◆ **Task brief**: Reproduce all entries word for word.

------------

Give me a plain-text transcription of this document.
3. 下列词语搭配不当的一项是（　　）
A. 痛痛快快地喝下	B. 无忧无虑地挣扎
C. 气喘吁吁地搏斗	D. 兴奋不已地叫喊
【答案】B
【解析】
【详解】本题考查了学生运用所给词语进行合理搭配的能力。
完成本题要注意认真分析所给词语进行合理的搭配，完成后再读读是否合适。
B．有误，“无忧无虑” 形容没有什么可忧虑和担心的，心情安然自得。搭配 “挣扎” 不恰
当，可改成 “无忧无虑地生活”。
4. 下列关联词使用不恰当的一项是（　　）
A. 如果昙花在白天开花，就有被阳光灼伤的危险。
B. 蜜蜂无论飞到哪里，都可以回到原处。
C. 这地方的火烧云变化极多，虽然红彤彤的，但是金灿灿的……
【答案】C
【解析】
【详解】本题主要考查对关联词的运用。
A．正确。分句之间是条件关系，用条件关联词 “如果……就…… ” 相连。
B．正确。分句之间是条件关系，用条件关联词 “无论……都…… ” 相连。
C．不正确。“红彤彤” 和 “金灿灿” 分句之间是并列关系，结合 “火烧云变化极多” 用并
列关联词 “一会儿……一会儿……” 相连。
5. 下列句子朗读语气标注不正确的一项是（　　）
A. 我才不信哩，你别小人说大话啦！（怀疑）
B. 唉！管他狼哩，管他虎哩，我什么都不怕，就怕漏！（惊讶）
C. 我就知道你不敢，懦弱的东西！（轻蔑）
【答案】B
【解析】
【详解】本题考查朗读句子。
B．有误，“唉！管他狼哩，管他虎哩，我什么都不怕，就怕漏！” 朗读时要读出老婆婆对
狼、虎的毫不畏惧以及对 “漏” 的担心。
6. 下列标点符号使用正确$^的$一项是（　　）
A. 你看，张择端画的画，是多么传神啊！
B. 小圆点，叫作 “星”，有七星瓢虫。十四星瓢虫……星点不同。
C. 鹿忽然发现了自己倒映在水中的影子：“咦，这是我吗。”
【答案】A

------------

◆ **Full answer**:
Give me a plain-text transcription of this document.
3. 下列词语搭配不当的一项是（　　）
A. 痛痛快快地喝下	B. 无忧无虑地挣扎
C. 气喘吁吁地搏斗	D. 兴奋不已地叫喊
【答案】B
【解析】
【详解】本题考查了学生运用所给词语进行合理搭配的能力。
完成本题要注意认真分析所给词语进行合理的搭配，完成后再读读是否合适。
B．有误，“无忧无虑” 形容没有什么可忧虑和担心的，心情安然自得。搭配 “挣扎” 不恰
当，可改成 “无忧无虑地生活”。
4. 下列关联词使用不恰当的一项是（　　）
A. 如果昙花在白天开花，就有被阳光灼伤的危险。
B. 蜜蜂无论飞到哪里，都可以回到原处。
C. 这地方的火烧云变化极多，虽然红彤彤的，但是金灿灿的……
【答案】C
【解析】
【详解】本题主要考查对关联词的运用。
A．正确。分句之间是条件关系，用条件关联词 “如果……就…… ” 相连。
B．正确。分句之间是条件关系，用条件关联词 “无论……都…… ” 相连。
C．不正确。“红彤彤” 和 “金灿灿” 分句之间是并列关系，结合 “火烧云变化极多” 用并
列关联词 “一会儿……一会儿……” 相连。
5. 下列句子朗读语气标注不正确的一项是（　　）
A. 我才不信哩，你别小人说大话啦！（怀疑）
B. 唉！管他狼哩，管他虎哩，我什么都不怕，就怕漏！（惊讶）
C. 我就知道你不敢，懦弱的东西！（轻蔑）
【答案】B
【解析】
【详解】本题考查朗读句子。
B．有误，“唉！管他狼哩，管他虎哩，我什么都不怕，就怕漏！” 朗读时要读出老婆婆对
狼、虎的毫不畏惧以及对 “漏” 的担心。
6. 下列标点符号使用正确$^的$一项是（　　）
A. 你看，张择端画的画，是多么传神啊！
B. 小圆点，叫作 “星”，有七星瓢虫。十四星瓢虫……星点不同。
C. 鹿忽然发现了自己倒映在水中的影子：“咦，这是我吗。”
【答案】A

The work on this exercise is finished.